_Goal_. Print out every record exactly as it appears.

>> BEGIN Data supplied

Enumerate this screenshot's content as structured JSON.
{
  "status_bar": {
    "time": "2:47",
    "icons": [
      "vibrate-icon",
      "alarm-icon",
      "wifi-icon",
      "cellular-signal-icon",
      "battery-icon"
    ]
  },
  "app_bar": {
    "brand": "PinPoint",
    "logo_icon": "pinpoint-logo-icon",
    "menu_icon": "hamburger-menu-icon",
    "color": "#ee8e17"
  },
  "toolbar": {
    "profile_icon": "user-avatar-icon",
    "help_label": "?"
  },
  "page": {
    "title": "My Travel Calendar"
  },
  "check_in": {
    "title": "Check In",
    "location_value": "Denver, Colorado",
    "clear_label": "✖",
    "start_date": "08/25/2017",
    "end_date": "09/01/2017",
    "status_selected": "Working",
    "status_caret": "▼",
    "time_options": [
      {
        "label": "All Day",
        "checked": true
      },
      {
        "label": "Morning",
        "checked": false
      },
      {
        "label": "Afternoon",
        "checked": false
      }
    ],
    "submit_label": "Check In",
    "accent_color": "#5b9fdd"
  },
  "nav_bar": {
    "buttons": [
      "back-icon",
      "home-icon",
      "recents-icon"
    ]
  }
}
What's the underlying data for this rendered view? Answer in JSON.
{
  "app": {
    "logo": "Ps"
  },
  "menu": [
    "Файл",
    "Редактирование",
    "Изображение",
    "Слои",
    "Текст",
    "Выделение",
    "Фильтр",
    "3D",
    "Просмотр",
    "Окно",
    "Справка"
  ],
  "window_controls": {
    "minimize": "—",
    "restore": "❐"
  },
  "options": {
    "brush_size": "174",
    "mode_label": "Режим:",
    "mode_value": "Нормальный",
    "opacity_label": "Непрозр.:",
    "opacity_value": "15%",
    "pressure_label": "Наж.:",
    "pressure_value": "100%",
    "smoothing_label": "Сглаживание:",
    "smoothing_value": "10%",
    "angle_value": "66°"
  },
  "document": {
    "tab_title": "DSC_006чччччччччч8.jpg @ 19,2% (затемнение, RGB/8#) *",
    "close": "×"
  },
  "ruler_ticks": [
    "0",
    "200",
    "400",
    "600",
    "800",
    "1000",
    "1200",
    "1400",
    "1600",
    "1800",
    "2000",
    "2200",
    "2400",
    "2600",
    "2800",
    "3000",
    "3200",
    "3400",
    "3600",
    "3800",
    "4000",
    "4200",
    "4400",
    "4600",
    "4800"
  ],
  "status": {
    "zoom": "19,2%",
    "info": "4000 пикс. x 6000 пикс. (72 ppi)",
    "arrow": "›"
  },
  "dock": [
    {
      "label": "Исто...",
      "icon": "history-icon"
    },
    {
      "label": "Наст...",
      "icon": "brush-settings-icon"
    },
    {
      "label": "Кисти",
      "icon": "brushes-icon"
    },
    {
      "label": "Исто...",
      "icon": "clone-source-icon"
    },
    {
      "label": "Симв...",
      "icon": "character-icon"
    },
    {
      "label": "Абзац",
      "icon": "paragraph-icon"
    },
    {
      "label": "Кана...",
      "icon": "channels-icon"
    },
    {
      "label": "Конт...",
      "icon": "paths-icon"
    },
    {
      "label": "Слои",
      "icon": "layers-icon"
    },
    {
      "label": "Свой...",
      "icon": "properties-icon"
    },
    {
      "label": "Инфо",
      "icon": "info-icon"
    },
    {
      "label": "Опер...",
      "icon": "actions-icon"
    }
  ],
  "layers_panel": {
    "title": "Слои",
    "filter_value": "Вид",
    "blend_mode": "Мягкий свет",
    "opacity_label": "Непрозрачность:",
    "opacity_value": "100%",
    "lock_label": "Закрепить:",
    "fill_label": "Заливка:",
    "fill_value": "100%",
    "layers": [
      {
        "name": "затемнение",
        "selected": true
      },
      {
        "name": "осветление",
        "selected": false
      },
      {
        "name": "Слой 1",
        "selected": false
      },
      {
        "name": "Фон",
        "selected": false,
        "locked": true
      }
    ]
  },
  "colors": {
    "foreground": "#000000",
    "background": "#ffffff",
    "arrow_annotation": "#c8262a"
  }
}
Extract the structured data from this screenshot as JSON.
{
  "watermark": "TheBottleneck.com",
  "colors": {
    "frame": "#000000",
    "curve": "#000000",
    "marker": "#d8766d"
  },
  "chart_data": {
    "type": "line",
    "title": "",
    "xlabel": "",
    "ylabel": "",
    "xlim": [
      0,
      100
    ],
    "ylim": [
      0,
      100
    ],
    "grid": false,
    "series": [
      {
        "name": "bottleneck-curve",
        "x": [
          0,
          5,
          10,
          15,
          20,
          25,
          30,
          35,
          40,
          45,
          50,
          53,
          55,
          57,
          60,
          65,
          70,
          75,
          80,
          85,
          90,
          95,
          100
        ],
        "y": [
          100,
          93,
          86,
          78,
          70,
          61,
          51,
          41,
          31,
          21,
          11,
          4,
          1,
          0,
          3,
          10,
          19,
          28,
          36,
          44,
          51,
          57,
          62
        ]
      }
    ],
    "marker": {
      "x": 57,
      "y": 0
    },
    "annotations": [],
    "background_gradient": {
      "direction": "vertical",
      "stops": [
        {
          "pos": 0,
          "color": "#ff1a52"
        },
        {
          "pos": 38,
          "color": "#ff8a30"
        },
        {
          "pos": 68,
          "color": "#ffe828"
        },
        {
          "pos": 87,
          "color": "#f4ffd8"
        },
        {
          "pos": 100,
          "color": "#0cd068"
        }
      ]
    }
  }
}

>> END Data supplied

_Answer for the task_.
Enumerate this screenshot's content as structured JSON.
{
  "status_bar": {
    "time": "2:47",
    "icons": [
      "vibrate-icon",
      "alarm-icon",
      "wifi-icon",
      "cellular-signal-icon",
      "battery-icon"
    ]
  },
  "app_bar": {
    "brand": "PinPoint",
    "logo_icon": "pinpoint-logo-icon",
    "menu_icon": "hamburger-menu-icon",
    "color": "#ee8e17"
  },
  "toolbar": {
    "profile_icon": "user-avatar-icon",
    "help_label": "?"
  },
  "page": {
    "title": "My Travel Calendar"
  },
  "check_in": {
    "title": "Check In",
    "location_value": "Denver, Colorado",
    "clear_label": "✖",
    "start_date": "08/25/2017",
    "end_date": "09/01/2017",
    "status_selected": "Working",
    "status_caret": "▼",
    "time_options": [
      {
        "label": "All Day",
        "checked": true
      },
      {
        "label": "Morning",
        "checked": false
      },
      {
        "label": "Afternoon",
        "checked": false
      }
    ],
    "submit_label": "Check In",
    "accent_color": "#5b9fdd"
  },
  "nav_bar": {
    "buttons": [
      "back-icon",
      "home-icon",
      "recents-icon"
    ]
  }
}
What's the underlying data for this rendered view? Answer in JSON.
{
  "app": {
    "logo": "Ps"
  },
  "menu": [
    "Файл",
    "Редактирование",
    "Изображение",
    "Слои",
    "Текст",
    "Выделение",
    "Фильтр",
    "3D",
    "Просмотр",
    "Окно",
    "Справка"
  ],
  "window_controls": {
    "minimize": "—",
    "restore": "❐"
  },
  "options": {
    "brush_size": "174",
    "mode_label": "Режим:",
    "mode_value": "Нормальный",
    "opacity_label": "Непрозр.:",
    "opacity_value": "15%",
    "pressure_label": "Наж.:",
    "pressure_value": "100%",
    "smoothing_label": "Сглаживание:",
    "smoothing_value": "10%",
    "angle_value": "66°"
  },
  "document": {
    "tab_title": "DSC_006чччччччччч8.jpg @ 19,2% (затемнение, RGB/8#) *",
    "close": "×"
  },
  "ruler_ticks": [
    "0",
    "200",
    "400",
    "600",
    "800",
    "1000",
    "1200",
    "1400",
    "1600",
    "1800",
    "2000",
    "2200",
    "2400",
    "2600",
    "2800",
    "3000",
    "3200",
    "3400",
    "3600",
    "3800",
    "4000",
    "4200",
    "4400",
    "4600",
    "4800"
  ],
  "status": {
    "zoom": "19,2%",
    "info": "4000 пикс. x 6000 пикс. (72 ppi)",
    "arrow": "›"
  },
  "dock": [
    {
      "label": "Исто...",
      "icon": "history-icon"
    },
    {
      "label": "Наст...",
      "icon": "brush-settings-icon"
    },
    {
      "label": "Кисти",
      "icon": "brushes-icon"
    },
    {
      "label": "Исто...",
      "icon": "clone-source-icon"
    },
    {
      "label": "Симв...",
      "icon": "character-icon"
    },
    {
      "label": "Абзац",
      "icon": "paragraph-icon"
    },
    {
      "label": "Кана...",
      "icon": "channels-icon"
    },
    {
      "label": "Конт...",
      "icon": "paths-icon"
    },
    {
      "label": "Слои",
      "icon": "layers-icon"
    },
    {
      "label": "Свой...",
      "icon": "properties-icon"
    },
    {
      "label": "Инфо",
      "icon": "info-icon"
    },
    {
      "label": "Опер...",
      "icon": "actions-icon"
    }
  ],
  "layers_panel": {
    "title": "Слои",
    "filter_value": "Вид",
    "blend_mode": "Мягкий свет",
    "opacity_label": "Непрозрачность:",
    "opacity_value": "100%",
    "lock_label": "Закрепить:",
    "fill_label": "Заливка:",
    "fill_value": "100%",
    "layers": [
      {
        "name": "затемнение",
        "selected": true
      },
      {
        "name": "осветление",
        "selected": false
      },
      {
        "name": "Слой 1",
        "selected": false
      },
      {
        "name": "Фон",
        "selected": false,
        "locked": true
      }
    ]
  },
  "colors": {
    "foreground": "#000000",
    "background": "#ffffff",
    "arrow_annotation": "#c8262a"
  }
}
Extract the structured data from this screenshot as JSON.
{
  "watermark": "TheBottleneck.com",
  "colors": {
    "frame": "#000000",
    "curve": "#000000",
    "marker": "#d8766d"
  },
  "chart_data": {
    "type": "line",
    "title": "",
    "xlabel": "",
    "ylabel": "",
    "xlim": [
      0,
      100
    ],
    "ylim": [
      0,
      100
    ],
    "grid": false,
    "series": [
      {
        "name": "bottleneck-curve",
        "x": [
          0,
          5,
          10,
          15,
          20,
          25,
          30,
          35,
          40,
          45,
          50,
          53,
          55,
          57,
          60,
          65,
          70,
          75,
          80,
          85,
          90,
          95,
          100
        ],
        "y": [
          100,
          93,
          86,
          78,
          70,
          61,
          51,
          41,
          31,
          21,
          11,
          4,
          1,
          0,
          3,
          10,
          19,
          28,
          36,
          44,
          51,
          57,
          62
        ]
      }
    ],
    "marker": {
      "x": 57,
      "y": 0
    },
    "annotations": [],
    "background_gradient": {
      "direction": "vertical",
      "stops": [
        {
          "pos": 0,
          "color": "#ff1a52"
        },
        {
          "pos": 38,
          "color": "#ff8a30"
        },
        {
          "pos": 68,
          "color": "#ffe828"
        },
        {
          "pos": 87,
          "color": "#f4ffd8"
        },
        {
          "pos": 100,
          "color": "#0cd068"
        }
      ]
    }
  }
}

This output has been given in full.